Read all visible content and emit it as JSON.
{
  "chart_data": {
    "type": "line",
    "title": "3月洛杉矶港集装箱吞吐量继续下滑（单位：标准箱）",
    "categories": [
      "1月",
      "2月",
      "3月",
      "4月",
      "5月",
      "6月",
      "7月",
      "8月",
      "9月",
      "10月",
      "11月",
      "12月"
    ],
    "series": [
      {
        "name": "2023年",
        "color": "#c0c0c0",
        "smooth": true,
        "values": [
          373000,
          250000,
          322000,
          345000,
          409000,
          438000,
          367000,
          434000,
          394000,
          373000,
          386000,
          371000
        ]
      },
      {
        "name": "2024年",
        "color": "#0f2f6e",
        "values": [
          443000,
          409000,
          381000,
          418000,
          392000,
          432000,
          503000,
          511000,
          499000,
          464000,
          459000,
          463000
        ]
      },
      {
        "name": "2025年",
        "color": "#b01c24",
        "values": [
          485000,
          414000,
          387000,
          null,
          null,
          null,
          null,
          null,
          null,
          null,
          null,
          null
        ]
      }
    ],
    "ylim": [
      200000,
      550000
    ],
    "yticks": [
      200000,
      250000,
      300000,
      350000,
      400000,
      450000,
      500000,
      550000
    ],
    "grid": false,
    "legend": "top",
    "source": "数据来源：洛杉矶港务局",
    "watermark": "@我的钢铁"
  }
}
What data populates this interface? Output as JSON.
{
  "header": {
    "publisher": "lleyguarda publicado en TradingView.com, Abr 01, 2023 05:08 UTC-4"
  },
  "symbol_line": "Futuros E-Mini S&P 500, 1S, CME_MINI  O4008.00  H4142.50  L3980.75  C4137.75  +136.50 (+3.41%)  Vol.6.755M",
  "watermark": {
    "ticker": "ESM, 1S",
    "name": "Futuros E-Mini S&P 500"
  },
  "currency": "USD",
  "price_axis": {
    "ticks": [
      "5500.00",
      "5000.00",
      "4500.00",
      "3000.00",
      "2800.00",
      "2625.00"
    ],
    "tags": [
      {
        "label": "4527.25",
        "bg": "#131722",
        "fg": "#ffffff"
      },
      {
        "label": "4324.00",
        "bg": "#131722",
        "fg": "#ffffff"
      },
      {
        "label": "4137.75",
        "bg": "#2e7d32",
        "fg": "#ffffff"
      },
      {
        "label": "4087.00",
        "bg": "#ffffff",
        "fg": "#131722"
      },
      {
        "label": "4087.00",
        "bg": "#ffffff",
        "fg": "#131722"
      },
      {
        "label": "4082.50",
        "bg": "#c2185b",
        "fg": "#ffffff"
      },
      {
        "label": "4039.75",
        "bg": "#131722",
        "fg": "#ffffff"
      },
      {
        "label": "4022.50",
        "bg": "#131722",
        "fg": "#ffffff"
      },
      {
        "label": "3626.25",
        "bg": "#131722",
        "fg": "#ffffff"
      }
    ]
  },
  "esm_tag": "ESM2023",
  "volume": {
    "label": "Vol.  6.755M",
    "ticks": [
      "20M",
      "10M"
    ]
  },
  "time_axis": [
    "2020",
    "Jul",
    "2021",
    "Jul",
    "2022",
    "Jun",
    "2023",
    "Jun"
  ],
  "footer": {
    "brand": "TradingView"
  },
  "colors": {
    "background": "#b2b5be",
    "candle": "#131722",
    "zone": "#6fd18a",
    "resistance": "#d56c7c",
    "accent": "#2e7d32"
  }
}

#####

§ GOAL: Of the lines in the records, determine how many contain the word "JSON", and report that number alone.

§ TASK SOLUTION: 2